Gather every line that includes the word "Quantrax", please.

━━ Materials provided ━━

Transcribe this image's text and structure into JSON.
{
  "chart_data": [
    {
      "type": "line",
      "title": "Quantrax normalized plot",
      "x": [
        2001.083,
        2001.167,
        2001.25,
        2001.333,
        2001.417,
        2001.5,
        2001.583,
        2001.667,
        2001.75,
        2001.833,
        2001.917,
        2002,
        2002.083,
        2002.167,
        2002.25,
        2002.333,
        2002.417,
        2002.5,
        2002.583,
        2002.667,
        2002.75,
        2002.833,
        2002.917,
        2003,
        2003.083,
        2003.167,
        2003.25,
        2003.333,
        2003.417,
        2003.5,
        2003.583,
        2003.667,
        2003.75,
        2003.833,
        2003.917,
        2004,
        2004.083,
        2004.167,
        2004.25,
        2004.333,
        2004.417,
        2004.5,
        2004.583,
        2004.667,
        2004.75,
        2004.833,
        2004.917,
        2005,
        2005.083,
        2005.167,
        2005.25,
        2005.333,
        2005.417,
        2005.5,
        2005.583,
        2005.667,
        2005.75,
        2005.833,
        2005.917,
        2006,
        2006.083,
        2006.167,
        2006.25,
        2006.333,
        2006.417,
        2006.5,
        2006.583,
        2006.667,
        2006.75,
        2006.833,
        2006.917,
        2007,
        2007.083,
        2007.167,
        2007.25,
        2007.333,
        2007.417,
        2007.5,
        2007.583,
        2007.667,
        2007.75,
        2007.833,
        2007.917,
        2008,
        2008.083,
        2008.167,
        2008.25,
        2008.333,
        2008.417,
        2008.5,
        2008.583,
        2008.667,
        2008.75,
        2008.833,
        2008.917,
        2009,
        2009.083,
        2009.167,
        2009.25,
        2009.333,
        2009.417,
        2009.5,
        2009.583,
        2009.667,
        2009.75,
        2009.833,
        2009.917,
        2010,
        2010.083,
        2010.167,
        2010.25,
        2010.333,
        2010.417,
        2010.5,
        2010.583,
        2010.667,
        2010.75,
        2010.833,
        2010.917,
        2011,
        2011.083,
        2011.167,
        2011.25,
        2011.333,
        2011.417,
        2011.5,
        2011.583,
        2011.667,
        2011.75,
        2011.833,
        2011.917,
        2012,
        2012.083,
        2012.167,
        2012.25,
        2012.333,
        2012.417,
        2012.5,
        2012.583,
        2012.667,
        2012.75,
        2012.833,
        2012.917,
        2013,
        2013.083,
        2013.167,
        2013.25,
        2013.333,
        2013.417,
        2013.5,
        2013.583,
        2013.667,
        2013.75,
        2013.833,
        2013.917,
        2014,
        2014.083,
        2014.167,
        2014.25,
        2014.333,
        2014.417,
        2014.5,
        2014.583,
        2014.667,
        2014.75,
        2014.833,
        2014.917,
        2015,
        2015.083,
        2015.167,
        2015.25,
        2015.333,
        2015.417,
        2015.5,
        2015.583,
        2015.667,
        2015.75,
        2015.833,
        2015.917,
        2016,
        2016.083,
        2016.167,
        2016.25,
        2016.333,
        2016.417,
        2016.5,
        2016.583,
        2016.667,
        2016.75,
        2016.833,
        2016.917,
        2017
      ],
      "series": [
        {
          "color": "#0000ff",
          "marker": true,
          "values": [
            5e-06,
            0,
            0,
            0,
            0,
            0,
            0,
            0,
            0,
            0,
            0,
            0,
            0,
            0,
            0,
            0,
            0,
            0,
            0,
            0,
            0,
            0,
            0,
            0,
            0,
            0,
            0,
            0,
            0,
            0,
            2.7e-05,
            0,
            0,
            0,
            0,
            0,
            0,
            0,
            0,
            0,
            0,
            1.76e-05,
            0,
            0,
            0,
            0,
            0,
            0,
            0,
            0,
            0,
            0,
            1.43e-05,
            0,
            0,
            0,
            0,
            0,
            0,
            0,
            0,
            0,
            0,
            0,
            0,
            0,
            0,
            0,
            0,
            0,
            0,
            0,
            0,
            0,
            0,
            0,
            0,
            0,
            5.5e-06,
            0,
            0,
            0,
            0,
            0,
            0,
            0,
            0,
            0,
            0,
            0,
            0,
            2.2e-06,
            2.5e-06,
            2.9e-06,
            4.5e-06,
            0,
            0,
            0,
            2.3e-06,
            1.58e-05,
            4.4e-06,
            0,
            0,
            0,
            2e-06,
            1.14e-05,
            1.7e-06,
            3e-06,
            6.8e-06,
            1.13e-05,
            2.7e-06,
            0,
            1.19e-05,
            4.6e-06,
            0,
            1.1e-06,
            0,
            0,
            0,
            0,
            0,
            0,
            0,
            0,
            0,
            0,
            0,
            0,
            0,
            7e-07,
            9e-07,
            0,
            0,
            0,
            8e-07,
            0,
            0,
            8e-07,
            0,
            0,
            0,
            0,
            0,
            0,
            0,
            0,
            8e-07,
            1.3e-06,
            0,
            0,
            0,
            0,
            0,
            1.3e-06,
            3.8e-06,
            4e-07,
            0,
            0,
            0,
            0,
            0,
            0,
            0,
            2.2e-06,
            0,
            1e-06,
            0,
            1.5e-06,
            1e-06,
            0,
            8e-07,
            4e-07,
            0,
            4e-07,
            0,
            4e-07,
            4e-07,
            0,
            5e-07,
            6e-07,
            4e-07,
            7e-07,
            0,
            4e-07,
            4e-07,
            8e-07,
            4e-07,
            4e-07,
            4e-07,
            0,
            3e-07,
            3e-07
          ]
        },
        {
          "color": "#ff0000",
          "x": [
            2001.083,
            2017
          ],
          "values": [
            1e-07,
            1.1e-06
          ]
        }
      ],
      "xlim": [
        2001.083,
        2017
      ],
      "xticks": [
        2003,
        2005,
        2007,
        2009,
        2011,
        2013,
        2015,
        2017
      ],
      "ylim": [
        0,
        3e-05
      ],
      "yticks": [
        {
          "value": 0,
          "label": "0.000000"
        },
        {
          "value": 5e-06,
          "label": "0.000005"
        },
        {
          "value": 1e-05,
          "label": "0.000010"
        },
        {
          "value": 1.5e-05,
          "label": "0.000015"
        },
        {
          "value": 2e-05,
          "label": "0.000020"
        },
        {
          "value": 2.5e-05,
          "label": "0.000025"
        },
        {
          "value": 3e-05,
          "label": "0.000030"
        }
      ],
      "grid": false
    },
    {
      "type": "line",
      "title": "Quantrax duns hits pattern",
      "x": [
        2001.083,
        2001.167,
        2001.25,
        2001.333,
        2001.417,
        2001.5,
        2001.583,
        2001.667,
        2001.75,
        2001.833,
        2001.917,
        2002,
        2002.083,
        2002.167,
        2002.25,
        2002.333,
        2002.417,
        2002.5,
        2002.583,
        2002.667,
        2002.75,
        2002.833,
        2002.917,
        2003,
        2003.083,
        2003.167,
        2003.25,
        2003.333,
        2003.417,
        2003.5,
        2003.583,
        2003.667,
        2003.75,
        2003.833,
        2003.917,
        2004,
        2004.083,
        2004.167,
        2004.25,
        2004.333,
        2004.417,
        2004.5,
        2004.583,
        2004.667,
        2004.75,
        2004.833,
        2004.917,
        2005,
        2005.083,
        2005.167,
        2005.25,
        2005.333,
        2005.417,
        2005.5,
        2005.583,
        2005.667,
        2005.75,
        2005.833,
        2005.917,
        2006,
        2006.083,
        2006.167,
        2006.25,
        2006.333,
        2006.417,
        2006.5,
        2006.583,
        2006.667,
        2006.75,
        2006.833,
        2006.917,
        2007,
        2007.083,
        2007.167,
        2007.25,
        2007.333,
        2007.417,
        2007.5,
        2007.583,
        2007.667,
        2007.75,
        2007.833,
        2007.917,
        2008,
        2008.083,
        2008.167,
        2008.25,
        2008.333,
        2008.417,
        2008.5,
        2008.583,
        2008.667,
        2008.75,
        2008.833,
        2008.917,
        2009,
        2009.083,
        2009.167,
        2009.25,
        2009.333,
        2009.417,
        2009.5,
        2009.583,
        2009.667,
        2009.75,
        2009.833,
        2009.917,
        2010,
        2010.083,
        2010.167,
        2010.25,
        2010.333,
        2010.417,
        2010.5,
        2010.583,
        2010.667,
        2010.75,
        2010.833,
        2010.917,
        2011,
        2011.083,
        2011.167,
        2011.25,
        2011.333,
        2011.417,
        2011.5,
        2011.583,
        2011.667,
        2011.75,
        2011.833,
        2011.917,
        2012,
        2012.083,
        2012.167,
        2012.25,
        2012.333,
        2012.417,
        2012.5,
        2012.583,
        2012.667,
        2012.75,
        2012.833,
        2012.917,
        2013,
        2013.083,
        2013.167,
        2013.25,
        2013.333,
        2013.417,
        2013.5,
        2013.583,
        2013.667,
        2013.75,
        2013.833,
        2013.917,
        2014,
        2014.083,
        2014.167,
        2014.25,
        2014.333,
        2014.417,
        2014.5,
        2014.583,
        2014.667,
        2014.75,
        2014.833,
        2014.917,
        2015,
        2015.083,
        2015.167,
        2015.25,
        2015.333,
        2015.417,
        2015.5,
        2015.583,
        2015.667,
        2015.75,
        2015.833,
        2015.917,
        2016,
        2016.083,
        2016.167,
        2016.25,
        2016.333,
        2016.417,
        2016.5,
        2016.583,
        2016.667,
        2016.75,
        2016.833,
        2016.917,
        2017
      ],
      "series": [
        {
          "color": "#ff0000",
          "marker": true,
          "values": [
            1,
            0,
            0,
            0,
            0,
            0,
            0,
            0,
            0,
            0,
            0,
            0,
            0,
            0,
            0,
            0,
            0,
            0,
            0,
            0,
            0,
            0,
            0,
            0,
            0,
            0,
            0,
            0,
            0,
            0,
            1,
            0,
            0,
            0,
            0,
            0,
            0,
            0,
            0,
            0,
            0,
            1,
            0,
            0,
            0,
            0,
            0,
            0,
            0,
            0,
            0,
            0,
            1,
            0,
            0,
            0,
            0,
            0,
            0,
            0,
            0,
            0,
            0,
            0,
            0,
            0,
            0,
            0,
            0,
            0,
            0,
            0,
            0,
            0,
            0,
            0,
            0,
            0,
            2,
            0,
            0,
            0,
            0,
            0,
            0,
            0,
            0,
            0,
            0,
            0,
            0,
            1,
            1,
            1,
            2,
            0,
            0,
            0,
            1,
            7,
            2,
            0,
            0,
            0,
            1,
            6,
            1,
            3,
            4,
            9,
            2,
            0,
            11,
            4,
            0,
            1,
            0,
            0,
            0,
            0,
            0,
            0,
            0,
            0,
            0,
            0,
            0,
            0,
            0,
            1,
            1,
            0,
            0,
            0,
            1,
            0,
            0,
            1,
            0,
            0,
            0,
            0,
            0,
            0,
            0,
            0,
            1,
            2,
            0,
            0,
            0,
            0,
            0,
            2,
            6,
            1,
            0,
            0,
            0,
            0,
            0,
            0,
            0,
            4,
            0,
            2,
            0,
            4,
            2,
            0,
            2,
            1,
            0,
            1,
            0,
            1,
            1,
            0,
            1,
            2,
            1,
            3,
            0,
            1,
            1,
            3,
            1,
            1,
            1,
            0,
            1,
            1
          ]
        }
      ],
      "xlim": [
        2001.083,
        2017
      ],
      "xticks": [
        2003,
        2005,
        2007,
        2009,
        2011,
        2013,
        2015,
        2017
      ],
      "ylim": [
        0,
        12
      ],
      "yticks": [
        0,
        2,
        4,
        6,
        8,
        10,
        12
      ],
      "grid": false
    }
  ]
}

━━━

▸ Exercise output:
      "title": "Quantrax normalized plot",
      "title": "Quantrax duns hits pattern",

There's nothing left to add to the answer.